→ RECORD SET:
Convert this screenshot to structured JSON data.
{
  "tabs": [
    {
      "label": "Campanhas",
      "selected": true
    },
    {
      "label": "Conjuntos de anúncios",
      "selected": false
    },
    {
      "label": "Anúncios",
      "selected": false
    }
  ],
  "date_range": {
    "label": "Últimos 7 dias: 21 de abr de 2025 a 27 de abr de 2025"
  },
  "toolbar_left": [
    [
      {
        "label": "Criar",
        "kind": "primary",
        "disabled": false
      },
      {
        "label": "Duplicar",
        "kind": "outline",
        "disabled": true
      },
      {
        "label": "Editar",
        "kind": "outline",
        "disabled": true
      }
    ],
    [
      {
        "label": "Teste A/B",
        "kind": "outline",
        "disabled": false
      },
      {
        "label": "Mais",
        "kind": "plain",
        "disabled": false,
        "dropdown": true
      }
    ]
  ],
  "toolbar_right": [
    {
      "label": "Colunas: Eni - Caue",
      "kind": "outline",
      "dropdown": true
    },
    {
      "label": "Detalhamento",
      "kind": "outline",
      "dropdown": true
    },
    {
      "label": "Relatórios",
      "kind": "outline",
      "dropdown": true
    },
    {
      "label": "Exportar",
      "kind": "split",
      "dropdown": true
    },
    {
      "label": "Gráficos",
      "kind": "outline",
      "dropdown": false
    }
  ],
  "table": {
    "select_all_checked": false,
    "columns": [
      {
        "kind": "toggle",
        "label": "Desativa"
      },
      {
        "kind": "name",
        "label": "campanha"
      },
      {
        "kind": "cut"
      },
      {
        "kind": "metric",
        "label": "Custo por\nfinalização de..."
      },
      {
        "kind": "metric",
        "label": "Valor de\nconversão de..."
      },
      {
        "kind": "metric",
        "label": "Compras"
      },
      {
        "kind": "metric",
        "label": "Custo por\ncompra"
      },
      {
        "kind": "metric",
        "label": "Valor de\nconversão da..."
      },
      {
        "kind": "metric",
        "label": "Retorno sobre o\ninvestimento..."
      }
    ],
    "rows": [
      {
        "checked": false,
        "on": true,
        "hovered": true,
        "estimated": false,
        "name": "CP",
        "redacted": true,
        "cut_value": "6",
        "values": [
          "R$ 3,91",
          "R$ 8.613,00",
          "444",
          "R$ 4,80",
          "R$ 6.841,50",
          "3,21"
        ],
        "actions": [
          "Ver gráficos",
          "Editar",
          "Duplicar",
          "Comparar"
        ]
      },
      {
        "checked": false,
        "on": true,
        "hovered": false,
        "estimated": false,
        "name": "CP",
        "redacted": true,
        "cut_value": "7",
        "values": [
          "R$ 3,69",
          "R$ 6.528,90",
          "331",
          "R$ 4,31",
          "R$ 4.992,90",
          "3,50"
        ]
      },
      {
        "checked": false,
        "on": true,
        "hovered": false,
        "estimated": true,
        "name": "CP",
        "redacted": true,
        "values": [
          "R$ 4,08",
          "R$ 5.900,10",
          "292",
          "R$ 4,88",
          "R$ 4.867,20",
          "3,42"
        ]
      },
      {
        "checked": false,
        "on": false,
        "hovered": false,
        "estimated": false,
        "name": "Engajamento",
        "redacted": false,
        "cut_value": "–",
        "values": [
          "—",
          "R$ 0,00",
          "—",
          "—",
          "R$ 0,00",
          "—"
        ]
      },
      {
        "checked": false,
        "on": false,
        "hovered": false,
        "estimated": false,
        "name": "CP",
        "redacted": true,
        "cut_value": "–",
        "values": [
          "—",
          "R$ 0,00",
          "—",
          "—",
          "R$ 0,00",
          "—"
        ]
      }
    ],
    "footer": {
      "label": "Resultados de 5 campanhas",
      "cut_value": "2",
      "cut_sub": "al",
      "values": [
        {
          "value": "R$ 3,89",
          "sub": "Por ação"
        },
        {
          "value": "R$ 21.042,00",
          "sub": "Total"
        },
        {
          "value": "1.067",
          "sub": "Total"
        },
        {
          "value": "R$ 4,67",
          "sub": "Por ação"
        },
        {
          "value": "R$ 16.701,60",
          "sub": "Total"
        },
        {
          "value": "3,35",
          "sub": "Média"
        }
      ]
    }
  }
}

→ PROMPT:
Copy all the lines, exactly.

→ ANSWER IN FULL:
Convert this screenshot to structured JSON data.
{
  "tabs": [
    {
      "label": "Campanhas",
      "selected": true
    },
    {
      "label": "Conjuntos de anúncios",
      "selected": false
    },
    {
      "label": "Anúncios",
      "selected": false
    }
  ],
  "date_range": {
    "label": "Últimos 7 dias: 21 de abr de 2025 a 27 de abr de 2025"
  },
  "toolbar_left": [
    [
      {
        "label": "Criar",
        "kind": "primary",
        "disabled": false
      },
      {
        "label": "Duplicar",
        "kind": "outline",
        "disabled": true
      },
      {
        "label": "Editar",
        "kind": "outline",
        "disabled": true
      }
    ],
    [
      {
        "label": "Teste A/B",
        "kind": "outline",
        "disabled": false
      },
      {
        "label": "Mais",
        "kind": "plain",
        "disabled": false,
        "dropdown": true
      }
    ]
  ],
  "toolbar_right": [
    {
      "label": "Colunas: Eni - Caue",
      "kind": "outline",
      "dropdown": true
    },
    {
      "label": "Detalhamento",
      "kind": "outline",
      "dropdown": true
    },
    {
      "label": "Relatórios",
      "kind": "outline",
      "dropdown": true
    },
    {
      "label": "Exportar",
      "kind": "split",
      "dropdown": true
    },
    {
      "label": "Gráficos",
      "kind": "outline",
      "dropdown": false
    }
  ],
  "table": {
    "select_all_checked": false,
    "columns": [
      {
        "kind": "toggle",
        "label": "Desativa"
      },
      {
        "kind": "name",
        "label": "campanha"
      },
      {
        "kind": "cut"
      },
      {
        "kind": "metric",
        "label": "Custo por\nfinalização de..."
      },
      {
        "kind": "metric",
        "label": "Valor de\nconversão de..."
      },
      {
        "kind": "metric",
        "label": "Compras"
      },
      {
        "kind": "metric",
        "label": "Custo por\ncompra"
      },
      {
        "kind": "metric",
        "label": "Valor de\nconversão da..."
      },
      {
        "kind": "metric",
        "label": "Retorno sobre o\ninvestimento..."
      }
    ],
    "rows": [
      {
        "checked": false,
        "on": true,
        "hovered": true,
        "estimated": false,
        "name": "CP",
        "redacted": true,
        "cut_value": "6",
        "values": [
          "R$ 3,91",
          "R$ 8.613,00",
          "444",
          "R$ 4,80",
          "R$ 6.841,50",
          "3,21"
        ],
        "actions": [
          "Ver gráficos",
          "Editar",
          "Duplicar",
          "Comparar"
        ]
      },
      {
        "checked": false,
        "on": true,
        "hovered": false,
        "estimated": false,
        "name": "CP",
        "redacted": true,
        "cut_value": "7",
        "values": [
          "R$ 3,69",
          "R$ 6.528,90",
          "331",
          "R$ 4,31",
          "R$ 4.992,90",
          "3,50"
        ]
      },
      {
        "checked": false,
        "on": true,
        "hovered": false,
        "estimated": true,
        "name": "CP",
        "redacted": true,
        "values": [
          "R$ 4,08",
          "R$ 5.900,10",
          "292",
          "R$ 4,88",
          "R$ 4.867,20",
          "3,42"
        ]
      },
      {
        "checked": false,
        "on": false,
        "hovered": false,
        "estimated": false,
        "name": "Engajamento",
        "redacted": false,
        "cut_value": "–",
        "values": [
          "—",
          "R$ 0,00",
          "—",
          "—",
          "R$ 0,00",
          "—"
        ]
      },
      {
        "checked": false,
        "on": false,
        "hovered": false,
        "estimated": false,
        "name": "CP",
        "redacted": true,
        "cut_value": "–",
        "values": [
          "—",
          "R$ 0,00",
          "—",
          "—",
          "R$ 0,00",
          "—"
        ]
      }
    ],
    "footer": {
      "label": "Resultados de 5 campanhas",
      "cut_value": "2",
      "cut_sub": "al",
      "values": [
        {
          "value": "R$ 3,89",
          "sub": "Por ação"
        },
        {
          "value": "R$ 21.042,00",
          "sub": "Total"
        },
        {
          "value": "1.067",
          "sub": "Total"
        },
        {
          "value": "R$ 4,67",
          "sub": "Por ação"
        },
        {
          "value": "R$ 16.701,60",
          "sub": "Total"
        },
        {
          "value": "3,35",
          "sub": "Média"
        }
      ]
    }
  }
}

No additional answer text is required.